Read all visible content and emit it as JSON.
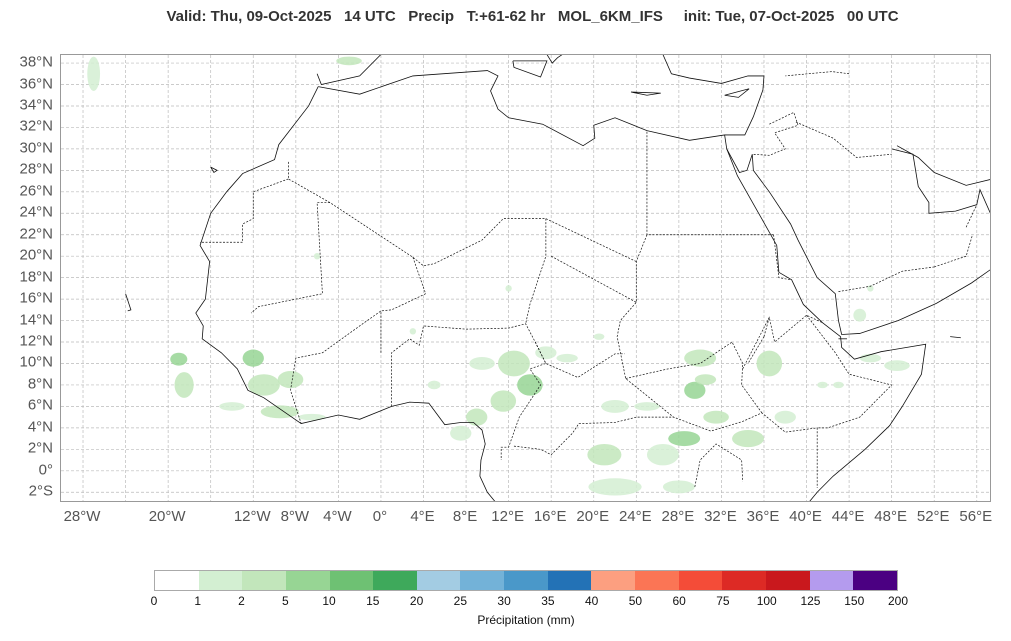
{
  "header": {
    "valid": "Valid: Thu, 09-Oct-2025",
    "hour": "14 UTC",
    "field": "Precip",
    "lead": "T:+61-62 hr",
    "model": "MOL_6KM_IFS",
    "init": "init: Tue, 07-Oct-2025",
    "init_hour": "00 UTC"
  },
  "axes": {
    "lat_labels": [
      "38°N",
      "36°N",
      "34°N",
      "32°N",
      "30°N",
      "28°N",
      "26°N",
      "24°N",
      "22°N",
      "20°N",
      "18°N",
      "16°N",
      "14°N",
      "12°N",
      "10°N",
      "8°N",
      "6°N",
      "4°N",
      "2°N",
      "0°",
      "2°S"
    ],
    "lat_values": [
      38,
      36,
      34,
      32,
      30,
      28,
      26,
      24,
      22,
      20,
      18,
      16,
      14,
      12,
      10,
      8,
      6,
      4,
      2,
      0,
      -2
    ],
    "lon_labels": [
      "28°W",
      "20°W",
      "12°W",
      "8°W",
      "4°W",
      "0°",
      "4°E",
      "8°E",
      "12°E",
      "16°E",
      "20°E",
      "24°E",
      "28°E",
      "32°E",
      "36°E",
      "40°E",
      "44°E",
      "48°E",
      "52°E",
      "56°E"
    ],
    "lon_values": [
      -28,
      -20,
      -12,
      -8,
      -4,
      0,
      4,
      8,
      12,
      16,
      20,
      24,
      28,
      32,
      36,
      40,
      44,
      48,
      52,
      56
    ]
  },
  "colorbar": {
    "ticks": [
      "0",
      "1",
      "2",
      "5",
      "10",
      "15",
      "20",
      "25",
      "30",
      "35",
      "40",
      "50",
      "60",
      "75",
      "100",
      "125",
      "150",
      "200"
    ],
    "colors": [
      "#ffffff",
      "#d3efd2",
      "#c2e6bb",
      "#97d594",
      "#6ec173",
      "#3ea95b",
      "#a3cce3",
      "#73b2d8",
      "#4a98c9",
      "#2372b6",
      "#fc9f80",
      "#fb7555",
      "#f44c38",
      "#dd2a25",
      "#c9181d",
      "#b49bee",
      "#4b0082"
    ],
    "label": "Précipitation (mm)"
  }
}
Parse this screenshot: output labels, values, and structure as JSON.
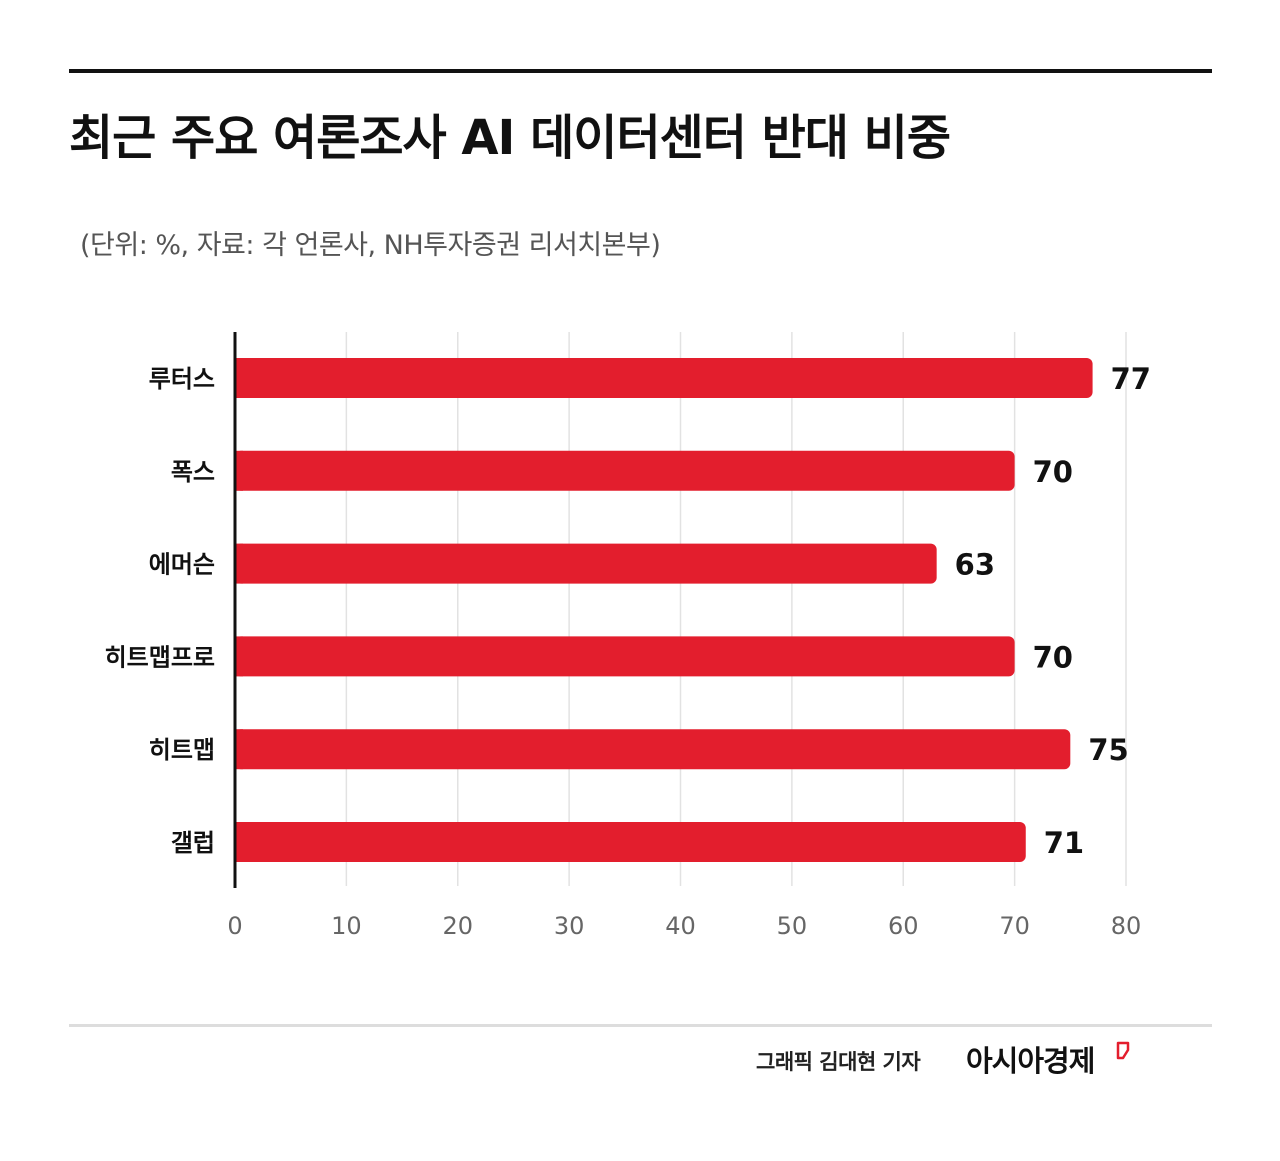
{
  "header": {
    "title": "최근 주요 여론조사 AI 데이터센터 반대 비중",
    "source_note": "(단위: %, 자료: 각 언론사, NH투자증권 리서치본부)"
  },
  "chart_data": {
    "type": "bar",
    "orientation": "horizontal",
    "categories": [
      "루터스",
      "폭스",
      "에머슨",
      "히트맵프로",
      "히트맵",
      "갤럽"
    ],
    "values": [
      77,
      70,
      63,
      70,
      75,
      71
    ],
    "xlim": [
      0,
      80
    ],
    "x_ticks": [
      0,
      10,
      20,
      30,
      40,
      50,
      60,
      70,
      80
    ],
    "grid": "vertical",
    "bar_color": "#e31e2d",
    "data_labels": true
  },
  "footer": {
    "credit": "그래픽  김대현 기자",
    "brand": "아시아경제"
  },
  "colors": {
    "accent": "#e31e2d",
    "text": "#111111",
    "grid": "#e2e2e2",
    "muted": "#555555"
  }
}
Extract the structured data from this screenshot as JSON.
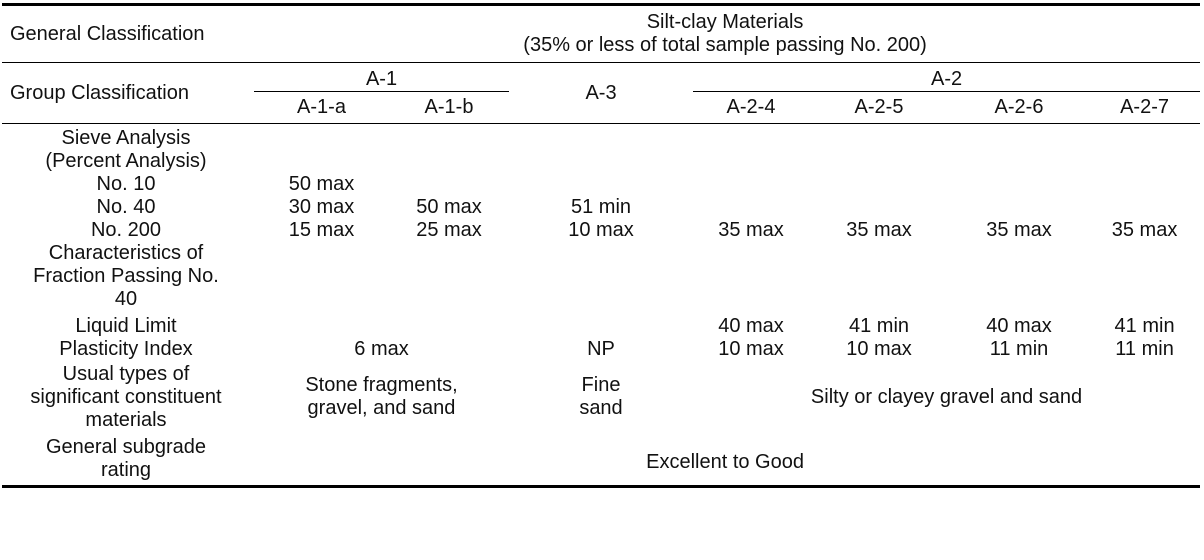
{
  "header": {
    "general_classification_label": "General Classification",
    "silt_clay_title_line1": "Silt-clay Materials",
    "silt_clay_title_line2": "(35% or less of total sample passing No. 200)",
    "group_classification_label": "Group Classification",
    "group_a1": "A-1",
    "group_a3": "A-3",
    "group_a2": "A-2",
    "sub_groups": [
      "A-1-a",
      "A-1-b",
      "A-2-4",
      "A-2-5",
      "A-2-6",
      "A-2-7"
    ]
  },
  "rows": {
    "sieve_analysis_line1": "Sieve Analysis",
    "sieve_analysis_line2": "(Percent Analysis)",
    "no10": {
      "label": "No. 10",
      "a1a": "50 max"
    },
    "no40": {
      "label": "No. 40",
      "a1a": "30 max",
      "a1b": "50 max",
      "a3": "51 min"
    },
    "no200": {
      "label": "No. 200",
      "a1a": "15 max",
      "a1b": "25 max",
      "a3": "10 max",
      "a24": "35 max",
      "a25": "35 max",
      "a26": "35 max",
      "a27": "35 max"
    },
    "characteristics_line1": "Characteristics of",
    "characteristics_line2": "Fraction Passing No.",
    "characteristics_line3": "40",
    "liquid_limit": {
      "label": "Liquid Limit",
      "a24": "40 max",
      "a25": "41 min",
      "a26": "40 max",
      "a27": "41 min"
    },
    "plasticity_index": {
      "label": "Plasticity Index",
      "a1": "6 max",
      "a3": "NP",
      "a24": "10 max",
      "a25": "10 max",
      "a26": "11 min",
      "a27": "11 min"
    },
    "usual_types": {
      "label_line1": "Usual types of",
      "label_line2": "significant constituent",
      "label_line3": "materials",
      "a1_line1": "Stone fragments,",
      "a1_line2": "gravel, and sand",
      "a3_line1": "Fine",
      "a3_line2": "sand",
      "a2": "Silty or clayey gravel and sand"
    },
    "subgrade_rating": {
      "label_line1": "General subgrade",
      "label_line2": "rating",
      "value": "Excellent to Good"
    }
  }
}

══════

**Exercise task**
Pictures are excluded; repeat every record exactly.

**Task output**
Read all visible content and emit it as JSON.
{
  "header": {
    "valid": "Valid: Thu, 09-Oct-2025",
    "hour": "14 UTC",
    "field": "Precip",
    "lead": "T:+61-62 hr",
    "model": "MOL_6KM_IFS",
    "init": "init: Tue, 07-Oct-2025",
    "init_hour": "00 UTC"
  },
  "axes": {
    "lat_labels": [
      "38°N",
      "36°N",
      "34°N",
      "32°N",
      "30°N",
      "28°N",
      "26°N",
      "24°N",
      "22°N",
      "20°N",
      "18°N",
      "16°N",
      "14°N",
      "12°N",
      "10°N",
      "8°N",
      "6°N",
      "4°N",
      "2°N",
      "0°",
      "2°S"
    ],
    "lat_values": [
      38,
      36,
      34,
      32,
      30,
      28,
      26,
      24,
      22,
      20,
      18,
      16,
      14,
      12,
      10,
      8,
      6,
      4,
      2,
      0,
      -2
    ],
    "lon_labels": [
      "28°W",
      "20°W",
      "12°W",
      "8°W",
      "4°W",
      "0°",
      "4°E",
      "8°E",
      "12°E",
      "16°E",
      "20°E",
      "24°E",
      "28°E",
      "32°E",
      "36°E",
      "40°E",
      "44°E",
      "48°E",
      "52°E",
      "56°E"
    ],
    "lon_values": [
      -28,
      -20,
      -12,
      -8,
      -4,
      0,
      4,
      8,
      12,
      16,
      20,
      24,
      28,
      32,
      36,
      40,
      44,
      48,
      52,
      56
    ]
  },
  "colorbar": {
    "ticks": [
      "0",
      "1",
      "2",
      "5",
      "10",
      "15",
      "20",
      "25",
      "30",
      "35",
      "40",
      "50",
      "60",
      "75",
      "100",
      "125",
      "150",
      "200"
    ],
    "colors": [
      "#ffffff",
      "#d3efd2",
      "#c2e6bb",
      "#97d594",
      "#6ec173",
      "#3ea95b",
      "#a3cce3",
      "#73b2d8",
      "#4a98c9",
      "#2372b6",
      "#fc9f80",
      "#fb7555",
      "#f44c38",
      "#dd2a25",
      "#c9181d",
      "#b49bee",
      "#4b0082"
    ],
    "label": "Précipitation (mm)"
  }
}
Parse this screenshot: output labels, values, and structure as JSON.
{
  "header": {
    "title": "최근 주요 여론조사 AI 데이터센터 반대 비중",
    "source_note": "(단위: %, 자료: 각 언론사, NH투자증권 리서치본부)"
  },
  "chart_data": {
    "type": "bar",
    "orientation": "horizontal",
    "categories": [
      "루터스",
      "폭스",
      "에머슨",
      "히트맵프로",
      "히트맵",
      "갤럽"
    ],
    "values": [
      77,
      70,
      63,
      70,
      75,
      71
    ],
    "xlim": [
      0,
      80
    ],
    "x_ticks": [
      0,
      10,
      20,
      30,
      40,
      50,
      60,
      70,
      80
    ],
    "grid": "vertical",
    "bar_color": "#e31e2d",
    "data_labels": true
  },
  "footer": {
    "credit": "그래픽  김대현 기자",
    "brand": "아시아경제"
  },
  "colors": {
    "accent": "#e31e2d",
    "text": "#111111",
    "grid": "#e2e2e2",
    "muted": "#555555"
  }
}
Extract the structured data from this screenshot as JSON.
{
  "header": {
    "general_classification_label": "General Classification",
    "silt_clay_title_line1": "Silt-clay Materials",
    "silt_clay_title_line2": "(35% or less of total sample passing No. 200)",
    "group_classification_label": "Group Classification",
    "group_a1": "A-1",
    "group_a3": "A-3",
    "group_a2": "A-2",
    "sub_groups": [
      "A-1-a",
      "A-1-b",
      "A-2-4",
      "A-2-5",
      "A-2-6",
      "A-2-7"
    ]
  },
  "rows": {
    "sieve_analysis_line1": "Sieve Analysis",
    "sieve_analysis_line2": "(Percent Analysis)",
    "no10": {
      "label": "No. 10",
      "a1a": "50 max"
    },
    "no40": {
      "label": "No. 40",
      "a1a": "30 max",
      "a1b": "50 max",
      "a3": "51 min"
    },
    "no200": {
      "label": "No. 200",
      "a1a": "15 max",
      "a1b": "25 max",
      "a3": "10 max",
      "a24": "35 max",
      "a25": "35 max",
      "a26": "35 max",
      "a27": "35 max"
    },
    "characteristics_line1": "Characteristics of",
    "characteristics_line2": "Fraction Passing No.",
    "characteristics_line3": "40",
    "liquid_limit": {
      "label": "Liquid Limit",
      "a24": "40 max",
      "a25": "41 min",
      "a26": "40 max",
      "a27": "41 min"
    },
    "plasticity_index": {
      "label": "Plasticity Index",
      "a1": "6 max",
      "a3": "NP",
      "a24": "10 max",
      "a25": "10 max",
      "a26": "11 min",
      "a27": "11 min"
    },
    "usual_types": {
      "label_line1": "Usual types of",
      "label_line2": "significant constituent",
      "label_line3": "materials",
      "a1_line1": "Stone fragments,",
      "a1_line2": "gravel, and sand",
      "a3_line1": "Fine",
      "a3_line2": "sand",
      "a2": "Silty or clayey gravel and sand"
    },
    "subgrade_rating": {
      "label_line1": "General subgrade",
      "label_line2": "rating",
      "value": "Excellent to Good"
    }
  }
}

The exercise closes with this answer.